(Dataset rows about figures)

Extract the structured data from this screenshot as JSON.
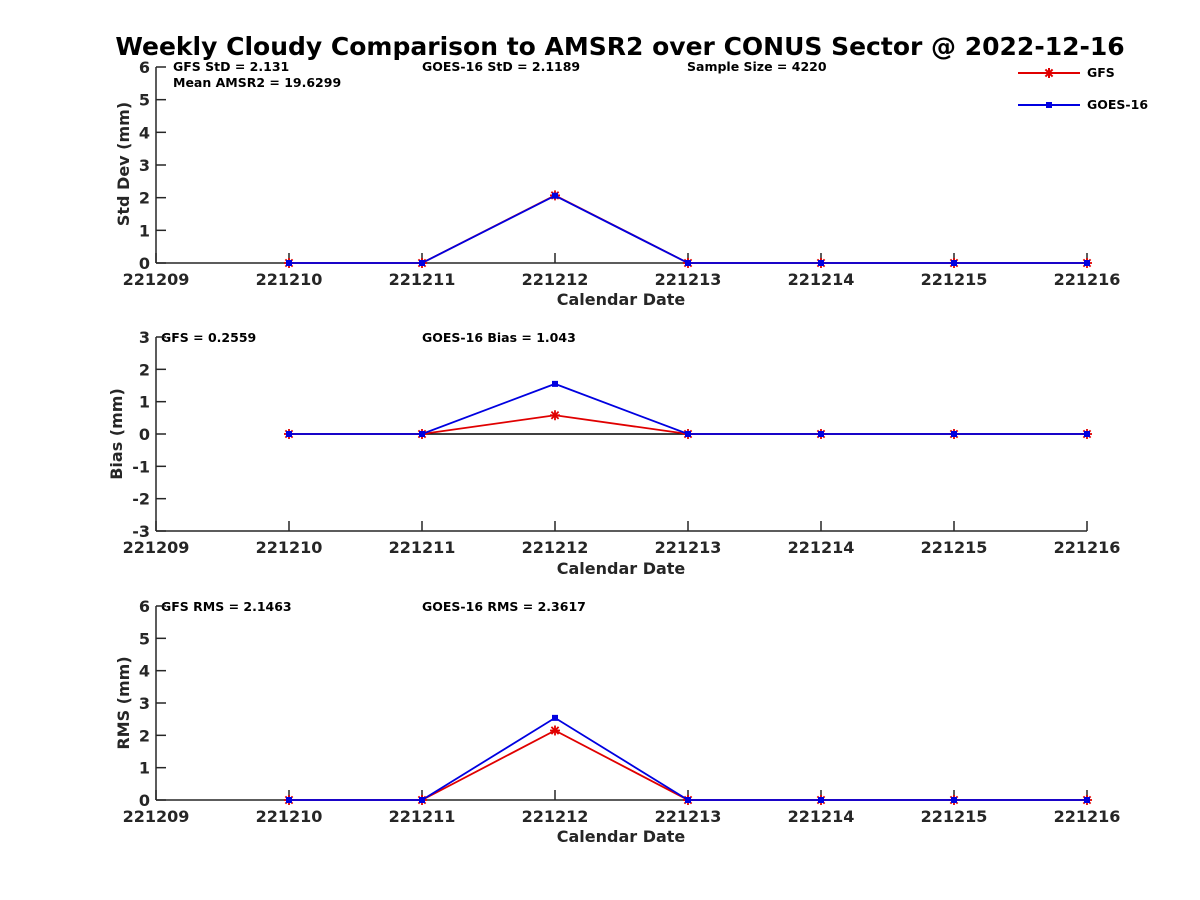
{
  "figure": {
    "title": "Weekly Cloudy Comparison to AMSR2 over CONUS Sector @ 2022-12-16"
  },
  "legend": {
    "placement": "top-right",
    "entries": [
      "GFS",
      "GOES-16"
    ]
  },
  "colors": {
    "GFS": "#e00000",
    "GOES-16": "#0000e0",
    "reference_line": "#000000",
    "axis": "#262626"
  },
  "chart_data": [
    {
      "type": "line",
      "xlabel": "Calendar Date",
      "ylabel": "Std Dev (mm)",
      "categories": [
        "221209",
        "221210",
        "221211",
        "221212",
        "221213",
        "221214",
        "221215",
        "221216"
      ],
      "ylim": [
        0,
        6
      ],
      "yticks": [
        "0",
        "1",
        "2",
        "3",
        "4",
        "5",
        "6"
      ],
      "grid": false,
      "annotations": [
        "GFS StD = 2.131",
        "Mean AMSR2 = 19.6299",
        "GOES-16 StD = 2.1189",
        "Sample Size = 4220"
      ],
      "series": [
        {
          "name": "GFS",
          "marker": "asterisk",
          "x": [
            "221210",
            "221211",
            "221212",
            "221213",
            "221214",
            "221215",
            "221216"
          ],
          "values": [
            0,
            0,
            2.07,
            0,
            0,
            0,
            0
          ]
        },
        {
          "name": "GOES-16",
          "marker": "square",
          "x": [
            "221210",
            "221211",
            "221212",
            "221213",
            "221214",
            "221215",
            "221216"
          ],
          "values": [
            0,
            0,
            2.06,
            0,
            0,
            0,
            0
          ]
        }
      ]
    },
    {
      "type": "line",
      "xlabel": "Calendar Date",
      "ylabel": "Bias (mm)",
      "categories": [
        "221209",
        "221210",
        "221211",
        "221212",
        "221213",
        "221214",
        "221215",
        "221216"
      ],
      "ylim": [
        -3,
        3
      ],
      "yticks": [
        "-3",
        "-2",
        "-1",
        "0",
        "1",
        "2",
        "3"
      ],
      "grid": false,
      "reference_line": 0,
      "annotations": [
        "GFS = 0.2559",
        "GOES-16 Bias  = 1.043"
      ],
      "series": [
        {
          "name": "GFS",
          "marker": "asterisk",
          "x": [
            "221210",
            "221211",
            "221212",
            "221213",
            "221214",
            "221215",
            "221216"
          ],
          "values": [
            0,
            0,
            0.58,
            0,
            0,
            0,
            0
          ]
        },
        {
          "name": "GOES-16",
          "marker": "square",
          "x": [
            "221210",
            "221211",
            "221212",
            "221213",
            "221214",
            "221215",
            "221216"
          ],
          "values": [
            0,
            0,
            1.55,
            0,
            0,
            0,
            0
          ]
        }
      ]
    },
    {
      "type": "line",
      "xlabel": "Calendar Date",
      "ylabel": "RMS (mm)",
      "categories": [
        "221209",
        "221210",
        "221211",
        "221212",
        "221213",
        "221214",
        "221215",
        "221216"
      ],
      "ylim": [
        0,
        6
      ],
      "yticks": [
        "0",
        "1",
        "2",
        "3",
        "4",
        "5",
        "6"
      ],
      "grid": false,
      "annotations": [
        "GFS RMS = 2.1463",
        "GOES-16 RMS = 2.3617"
      ],
      "series": [
        {
          "name": "GFS",
          "marker": "asterisk",
          "x": [
            "221210",
            "221211",
            "221212",
            "221213",
            "221214",
            "221215",
            "221216"
          ],
          "values": [
            0,
            0,
            2.15,
            0,
            0,
            0,
            0
          ]
        },
        {
          "name": "GOES-16",
          "marker": "square",
          "x": [
            "221210",
            "221211",
            "221212",
            "221213",
            "221214",
            "221215",
            "221216"
          ],
          "values": [
            0,
            0,
            2.54,
            0,
            0,
            0,
            0
          ]
        }
      ]
    }
  ]
}
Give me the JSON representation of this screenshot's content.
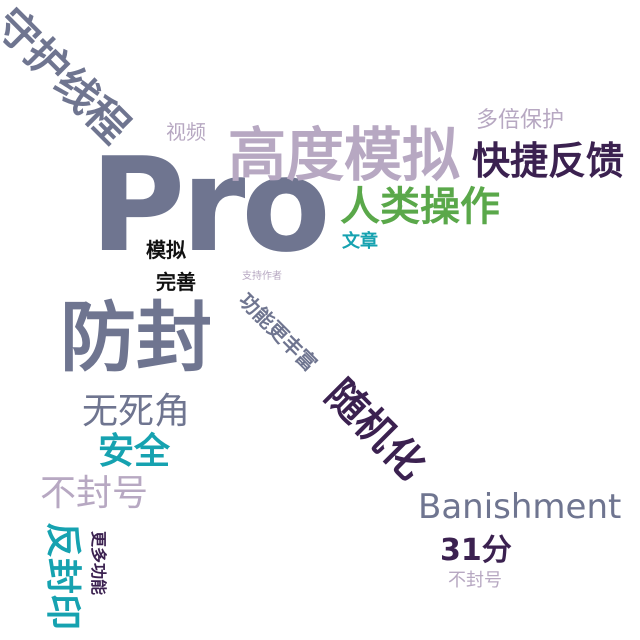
{
  "colors": {
    "slate": "#6f7590",
    "lavender": "#b7a8c2",
    "dark_purple": "#3b2150",
    "teal": "#16a2b0",
    "green": "#5aa84a",
    "black": "#111111"
  },
  "words": [
    {
      "text": "Pro",
      "color": "#6f7590"
    },
    {
      "text": "高度模拟",
      "color": "#b7a8c2"
    },
    {
      "text": "防封",
      "color": "#6f7590"
    },
    {
      "text": "守护线程",
      "color": "#6f7590"
    },
    {
      "text": "快捷反馈",
      "color": "#3b2150"
    },
    {
      "text": "人类操作",
      "color": "#5aa84a"
    },
    {
      "text": "Banishment",
      "color": "#6f7590"
    },
    {
      "text": "随机化",
      "color": "#3b2150"
    },
    {
      "text": "无死角",
      "color": "#6f7590"
    },
    {
      "text": "安全",
      "color": "#16a2b0"
    },
    {
      "text": "不封号",
      "color": "#b7a8c2"
    },
    {
      "text": "反封印",
      "color": "#16a2b0"
    },
    {
      "text": "31分",
      "color": "#3b2150"
    },
    {
      "text": "功能更丰富",
      "color": "#6f7590"
    },
    {
      "text": "多倍保护",
      "color": "#b7a8c2"
    },
    {
      "text": "视频",
      "color": "#b7a8c2"
    },
    {
      "text": "模拟",
      "color": "#111111"
    },
    {
      "text": "完善",
      "color": "#111111"
    },
    {
      "text": "文章",
      "color": "#16a2b0"
    },
    {
      "text": "支持作者",
      "color": "#b7a8c2"
    },
    {
      "text": "更多功能",
      "color": "#3b2150"
    },
    {
      "text": "不封号",
      "color": "#b7a8c2"
    }
  ]
}
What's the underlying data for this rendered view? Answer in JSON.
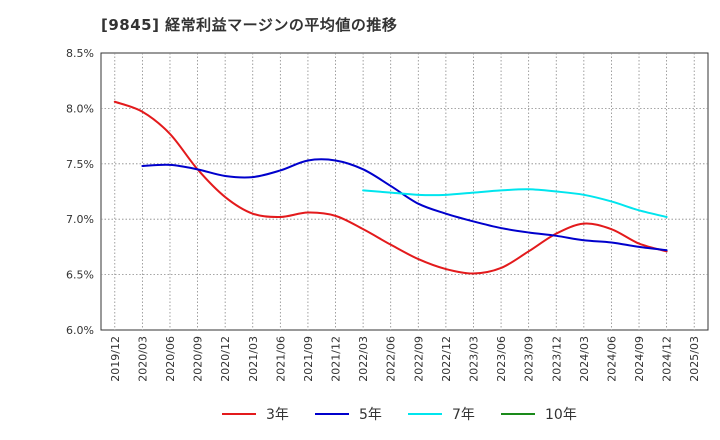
{
  "chart_data": {
    "type": "line",
    "title": "[9845]  経常利益マージンの平均値の推移",
    "xlabel": "",
    "ylabel": "",
    "ylim": [
      6.0,
      8.5
    ],
    "yticks": [
      "6.0%",
      "6.5%",
      "7.0%",
      "7.5%",
      "8.0%",
      "8.5%"
    ],
    "xticks": [
      "2019/12",
      "2020/03",
      "2020/06",
      "2020/09",
      "2020/12",
      "2021/03",
      "2021/06",
      "2021/09",
      "2021/12",
      "2022/03",
      "2022/06",
      "2022/09",
      "2022/12",
      "2023/03",
      "2023/06",
      "2023/09",
      "2023/12",
      "2024/03",
      "2024/06",
      "2024/09",
      "2024/12",
      "2025/03"
    ],
    "grid": true,
    "legend_position": "bottom",
    "series": [
      {
        "name": "3年",
        "color": "#e31a1c",
        "values": [
          8.06,
          7.97,
          7.77,
          7.45,
          7.2,
          7.05,
          7.02,
          7.06,
          7.03,
          6.91,
          6.77,
          6.64,
          6.55,
          6.51,
          6.56,
          6.71,
          6.87,
          6.96,
          6.91,
          6.78,
          6.71,
          null
        ]
      },
      {
        "name": "5年",
        "color": "#0000cc",
        "values": [
          null,
          7.48,
          7.49,
          7.45,
          7.39,
          7.38,
          7.44,
          7.53,
          7.53,
          7.45,
          7.3,
          7.14,
          7.05,
          6.98,
          6.92,
          6.88,
          6.85,
          6.81,
          6.79,
          6.75,
          6.72,
          null
        ]
      },
      {
        "name": "7年",
        "color": "#00e5ee",
        "values": [
          null,
          null,
          null,
          null,
          null,
          null,
          null,
          null,
          null,
          7.26,
          7.24,
          7.22,
          7.22,
          7.24,
          7.26,
          7.27,
          7.25,
          7.22,
          7.16,
          7.08,
          7.02,
          null
        ]
      },
      {
        "name": "10年",
        "color": "#1a8a1a",
        "values": [
          null,
          null,
          null,
          null,
          null,
          null,
          null,
          null,
          null,
          null,
          null,
          null,
          null,
          null,
          null,
          null,
          null,
          null,
          null,
          null,
          null,
          null
        ]
      }
    ]
  }
}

• _Given instruction_
Restate the whole listing above exactly, please, omitting every image.

• _Solution to this task_
Extract the structured data from this screenshot as JSON.
{
  "figure": {
    "title": "Weekly Cloudy Comparison to AMSR2 over CONUS Sector @ 2022-12-16"
  },
  "legend": {
    "placement": "top-right",
    "entries": [
      "GFS",
      "GOES-16"
    ]
  },
  "colors": {
    "GFS": "#e00000",
    "GOES-16": "#0000e0",
    "reference_line": "#000000",
    "axis": "#262626"
  },
  "chart_data": [
    {
      "type": "line",
      "xlabel": "Calendar Date",
      "ylabel": "Std Dev (mm)",
      "categories": [
        "221209",
        "221210",
        "221211",
        "221212",
        "221213",
        "221214",
        "221215",
        "221216"
      ],
      "ylim": [
        0,
        6
      ],
      "yticks": [
        "0",
        "1",
        "2",
        "3",
        "4",
        "5",
        "6"
      ],
      "grid": false,
      "annotations": [
        "GFS StD = 2.131",
        "Mean AMSR2 = 19.6299",
        "GOES-16 StD = 2.1189",
        "Sample Size = 4220"
      ],
      "series": [
        {
          "name": "GFS",
          "marker": "asterisk",
          "x": [
            "221210",
            "221211",
            "221212",
            "221213",
            "221214",
            "221215",
            "221216"
          ],
          "values": [
            0,
            0,
            2.07,
            0,
            0,
            0,
            0
          ]
        },
        {
          "name": "GOES-16",
          "marker": "square",
          "x": [
            "221210",
            "221211",
            "221212",
            "221213",
            "221214",
            "221215",
            "221216"
          ],
          "values": [
            0,
            0,
            2.06,
            0,
            0,
            0,
            0
          ]
        }
      ]
    },
    {
      "type": "line",
      "xlabel": "Calendar Date",
      "ylabel": "Bias (mm)",
      "categories": [
        "221209",
        "221210",
        "221211",
        "221212",
        "221213",
        "221214",
        "221215",
        "221216"
      ],
      "ylim": [
        -3,
        3
      ],
      "yticks": [
        "-3",
        "-2",
        "-1",
        "0",
        "1",
        "2",
        "3"
      ],
      "grid": false,
      "reference_line": 0,
      "annotations": [
        "GFS = 0.2559",
        "GOES-16 Bias  = 1.043"
      ],
      "series": [
        {
          "name": "GFS",
          "marker": "asterisk",
          "x": [
            "221210",
            "221211",
            "221212",
            "221213",
            "221214",
            "221215",
            "221216"
          ],
          "values": [
            0,
            0,
            0.58,
            0,
            0,
            0,
            0
          ]
        },
        {
          "name": "GOES-16",
          "marker": "square",
          "x": [
            "221210",
            "221211",
            "221212",
            "221213",
            "221214",
            "221215",
            "221216"
          ],
          "values": [
            0,
            0,
            1.55,
            0,
            0,
            0,
            0
          ]
        }
      ]
    },
    {
      "type": "line",
      "xlabel": "Calendar Date",
      "ylabel": "RMS (mm)",
      "categories": [
        "221209",
        "221210",
        "221211",
        "221212",
        "221213",
        "221214",
        "221215",
        "221216"
      ],
      "ylim": [
        0,
        6
      ],
      "yticks": [
        "0",
        "1",
        "2",
        "3",
        "4",
        "5",
        "6"
      ],
      "grid": false,
      "annotations": [
        "GFS RMS = 2.1463",
        "GOES-16 RMS = 2.3617"
      ],
      "series": [
        {
          "name": "GFS",
          "marker": "asterisk",
          "x": [
            "221210",
            "221211",
            "221212",
            "221213",
            "221214",
            "221215",
            "221216"
          ],
          "values": [
            0,
            0,
            2.15,
            0,
            0,
            0,
            0
          ]
        },
        {
          "name": "GOES-16",
          "marker": "square",
          "x": [
            "221210",
            "221211",
            "221212",
            "221213",
            "221214",
            "221215",
            "221216"
          ],
          "values": [
            0,
            0,
            2.54,
            0,
            0,
            0,
            0
          ]
        }
      ]
    }
  ]
}
Give me the JSON representation of this screenshot's content.
{
  "colors": {
    "slate": "#6f7590",
    "lavender": "#b7a8c2",
    "dark_purple": "#3b2150",
    "teal": "#16a2b0",
    "green": "#5aa84a",
    "black": "#111111"
  },
  "words": [
    {
      "text": "Pro",
      "color": "#6f7590"
    },
    {
      "text": "高度模拟",
      "color": "#b7a8c2"
    },
    {
      "text": "防封",
      "color": "#6f7590"
    },
    {
      "text": "守护线程",
      "color": "#6f7590"
    },
    {
      "text": "快捷反馈",
      "color": "#3b2150"
    },
    {
      "text": "人类操作",
      "color": "#5aa84a"
    },
    {
      "text": "Banishment",
      "color": "#6f7590"
    },
    {
      "text": "随机化",
      "color": "#3b2150"
    },
    {
      "text": "无死角",
      "color": "#6f7590"
    },
    {
      "text": "安全",
      "color": "#16a2b0"
    },
    {
      "text": "不封号",
      "color": "#b7a8c2"
    },
    {
      "text": "反封印",
      "color": "#16a2b0"
    },
    {
      "text": "31分",
      "color": "#3b2150"
    },
    {
      "text": "功能更丰富",
      "color": "#6f7590"
    },
    {
      "text": "多倍保护",
      "color": "#b7a8c2"
    },
    {
      "text": "视频",
      "color": "#b7a8c2"
    },
    {
      "text": "模拟",
      "color": "#111111"
    },
    {
      "text": "完善",
      "color": "#111111"
    },
    {
      "text": "文章",
      "color": "#16a2b0"
    },
    {
      "text": "支持作者",
      "color": "#b7a8c2"
    },
    {
      "text": "更多功能",
      "color": "#3b2150"
    },
    {
      "text": "不封号",
      "color": "#b7a8c2"
    }
  ]
}
What's the underlying data for this rendered view? Answer in JSON.
{
  "chart_data": {
    "type": "line",
    "title": "[9845]  経常利益マージンの平均値の推移",
    "xlabel": "",
    "ylabel": "",
    "ylim": [
      6.0,
      8.5
    ],
    "yticks": [
      "6.0%",
      "6.5%",
      "7.0%",
      "7.5%",
      "8.0%",
      "8.5%"
    ],
    "xticks": [
      "2019/12",
      "2020/03",
      "2020/06",
      "2020/09",
      "2020/12",
      "2021/03",
      "2021/06",
      "2021/09",
      "2021/12",
      "2022/03",
      "2022/06",
      "2022/09",
      "2022/12",
      "2023/03",
      "2023/06",
      "2023/09",
      "2023/12",
      "2024/03",
      "2024/06",
      "2024/09",
      "2024/12",
      "2025/03"
    ],
    "grid": true,
    "legend_position": "bottom",
    "series": [
      {
        "name": "3年",
        "color": "#e31a1c",
        "values": [
          8.06,
          7.97,
          7.77,
          7.45,
          7.2,
          7.05,
          7.02,
          7.06,
          7.03,
          6.91,
          6.77,
          6.64,
          6.55,
          6.51,
          6.56,
          6.71,
          6.87,
          6.96,
          6.91,
          6.78,
          6.71,
          null
        ]
      },
      {
        "name": "5年",
        "color": "#0000cc",
        "values": [
          null,
          7.48,
          7.49,
          7.45,
          7.39,
          7.38,
          7.44,
          7.53,
          7.53,
          7.45,
          7.3,
          7.14,
          7.05,
          6.98,
          6.92,
          6.88,
          6.85,
          6.81,
          6.79,
          6.75,
          6.72,
          null
        ]
      },
      {
        "name": "7年",
        "color": "#00e5ee",
        "values": [
          null,
          null,
          null,
          null,
          null,
          null,
          null,
          null,
          null,
          7.26,
          7.24,
          7.22,
          7.22,
          7.24,
          7.26,
          7.27,
          7.25,
          7.22,
          7.16,
          7.08,
          7.02,
          null
        ]
      },
      {
        "name": "10年",
        "color": "#1a8a1a",
        "values": [
          null,
          null,
          null,
          null,
          null,
          null,
          null,
          null,
          null,
          null,
          null,
          null,
          null,
          null,
          null,
          null,
          null,
          null,
          null,
          null,
          null,
          null
        ]
      }
    ]
  }
}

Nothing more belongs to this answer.